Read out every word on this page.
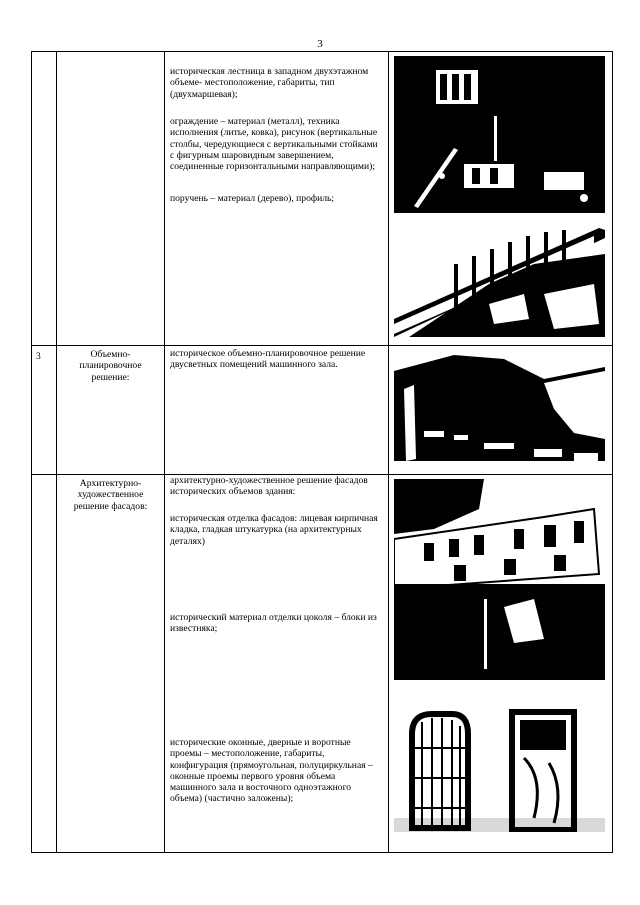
3

		историческая лестница в западном двухэтажном объеме- местоположение, габариты, тип (двухмаршевая);

ограждение – материал (металл), техника исполнения (литье, ковка), рисунок (вертикальные столбы, чередующиеся с вертикальными стойками с фигурным шаровидным завершением, соединенные горизонтальными направляющими);

поручень – материал (дерево), профиль;

3	Объемно-планировочное решение:	историческое объемно-планировочное решение двусветных помещений машинного зала.

	Архитектурно-художественное решение фасадов:	архитектурно-художественное решение фасадов исторических объемов здания:

историческая отделка фасадов: лицевая кирпичная кладка, гладкая штукатурка (на архитектурных деталях)

исторический материал отделки цоколя – блоки из известняка;

исторические оконные, дверные и воротные проемы – местоположение, габариты, конфигурация (прямоугольная, полуциркульная – оконные проемы первого уровня объема машинного зала и восточного одноэтажного объема) (частично заложены);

■ ■ ■

• [TASK DIRECTIONS]: Leave the pictures out and copy the rest of the data exactly.

• [EXERCISE RESPONSE]:
Read out every word on this page.
3

		историческая лестница в западном двухэтажном объеме- местоположение, габариты, тип (двухмаршевая);

ограждение – материал (металл), техника исполнения (литье, ковка), рисунок (вертикальные столбы, чередующиеся с вертикальными стойками с фигурным шаровидным завершением, соединенные горизонтальными направляющими);

поручень – материал (дерево), профиль;

3	Объемно-планировочное решение:	историческое объемно-планировочное решение двусветных помещений машинного зала.

	Архитектурно-художественное решение фасадов:	архитектурно-художественное решение фасадов исторических объемов здания:

историческая отделка фасадов: лицевая кирпичная кладка, гладкая штукатурка (на архитектурных деталях)

исторический материал отделки цоколя – блоки из известняка;

исторические оконные, дверные и воротные проемы – местоположение, габариты, конфигурация (прямоугольная, полуциркульная – оконные проемы первого уровня объема машинного зала и восточного одноэтажного объема) (частично заложены);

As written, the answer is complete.